═════ SUPPLIED RECORDS

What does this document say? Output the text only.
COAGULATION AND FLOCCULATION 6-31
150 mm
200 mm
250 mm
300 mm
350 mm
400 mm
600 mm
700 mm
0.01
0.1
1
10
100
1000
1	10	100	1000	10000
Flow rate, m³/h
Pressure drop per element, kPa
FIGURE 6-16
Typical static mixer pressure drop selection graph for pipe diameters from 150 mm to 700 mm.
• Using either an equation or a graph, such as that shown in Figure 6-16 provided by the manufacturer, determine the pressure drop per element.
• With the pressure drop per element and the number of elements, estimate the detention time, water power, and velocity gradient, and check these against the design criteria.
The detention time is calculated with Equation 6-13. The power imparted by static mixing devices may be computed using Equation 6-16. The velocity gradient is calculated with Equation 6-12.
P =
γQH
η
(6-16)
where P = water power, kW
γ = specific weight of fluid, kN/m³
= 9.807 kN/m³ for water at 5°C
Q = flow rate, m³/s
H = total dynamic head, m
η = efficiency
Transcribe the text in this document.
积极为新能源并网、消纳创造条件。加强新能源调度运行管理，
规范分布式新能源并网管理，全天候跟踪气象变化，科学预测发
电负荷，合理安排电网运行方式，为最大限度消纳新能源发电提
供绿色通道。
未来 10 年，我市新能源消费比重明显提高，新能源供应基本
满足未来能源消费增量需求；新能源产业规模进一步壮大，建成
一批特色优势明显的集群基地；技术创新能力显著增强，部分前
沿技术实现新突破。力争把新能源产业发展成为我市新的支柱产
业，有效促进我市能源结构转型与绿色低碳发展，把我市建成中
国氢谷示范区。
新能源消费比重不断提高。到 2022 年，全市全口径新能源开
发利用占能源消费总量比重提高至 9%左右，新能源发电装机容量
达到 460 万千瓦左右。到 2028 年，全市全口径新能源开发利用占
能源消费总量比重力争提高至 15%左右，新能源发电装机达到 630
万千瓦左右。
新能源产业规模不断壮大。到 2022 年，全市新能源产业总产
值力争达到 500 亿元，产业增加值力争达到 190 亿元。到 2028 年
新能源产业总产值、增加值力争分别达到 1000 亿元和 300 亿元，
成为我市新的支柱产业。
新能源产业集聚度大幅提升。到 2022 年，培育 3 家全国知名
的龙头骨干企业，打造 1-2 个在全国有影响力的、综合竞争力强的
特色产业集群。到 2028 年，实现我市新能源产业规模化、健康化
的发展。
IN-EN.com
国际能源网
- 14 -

══════════

▸ WHAT THE TASK REQUIRES
Each line of the listing should be echoed back exactly.

▸ FULL RESPONSE
What does this document say? Output the text only.
COAGULATION AND FLOCCULATION 6-31
150 mm
200 mm
250 mm
300 mm
350 mm
400 mm
600 mm
700 mm
0.01
0.1
1
10
100
1000
1	10	100	1000	10000
Flow rate, m³/h
Pressure drop per element, kPa
FIGURE 6-16
Typical static mixer pressure drop selection graph for pipe diameters from 150 mm to 700 mm.
• Using either an equation or a graph, such as that shown in Figure 6-16 provided by the manufacturer, determine the pressure drop per element.
• With the pressure drop per element and the number of elements, estimate the detention time, water power, and velocity gradient, and check these against the design criteria.
The detention time is calculated with Equation 6-13. The power imparted by static mixing devices may be computed using Equation 6-16. The velocity gradient is calculated with Equation 6-12.
P =
γQH
η
(6-16)
where P = water power, kW
γ = specific weight of fluid, kN/m³
= 9.807 kN/m³ for water at 5°C
Q = flow rate, m³/s
H = total dynamic head, m
η = efficiency
Transcribe the text in this document.
积极为新能源并网、消纳创造条件。加强新能源调度运行管理，
规范分布式新能源并网管理，全天候跟踪气象变化，科学预测发
电负荷，合理安排电网运行方式，为最大限度消纳新能源发电提
供绿色通道。
未来 10 年，我市新能源消费比重明显提高，新能源供应基本
满足未来能源消费增量需求；新能源产业规模进一步壮大，建成
一批特色优势明显的集群基地；技术创新能力显著增强，部分前
沿技术实现新突破。力争把新能源产业发展成为我市新的支柱产
业，有效促进我市能源结构转型与绿色低碳发展，把我市建成中
国氢谷示范区。
新能源消费比重不断提高。到 2022 年，全市全口径新能源开
发利用占能源消费总量比重提高至 9%左右，新能源发电装机容量
达到 460 万千瓦左右。到 2028 年，全市全口径新能源开发利用占
能源消费总量比重力争提高至 15%左右，新能源发电装机达到 630
万千瓦左右。
新能源产业规模不断壮大。到 2022 年，全市新能源产业总产
值力争达到 500 亿元，产业增加值力争达到 190 亿元。到 2028 年
新能源产业总产值、增加值力争分别达到 1000 亿元和 300 亿元，
成为我市新的支柱产业。
新能源产业集聚度大幅提升。到 2022 年，培育 3 家全国知名
的龙头骨干企业，打造 1-2 个在全国有影响力的、综合竞争力强的
特色产业集群。到 2028 年，实现我市新能源产业规模化、健康化
的发展。
IN-EN.com
国际能源网
- 14 -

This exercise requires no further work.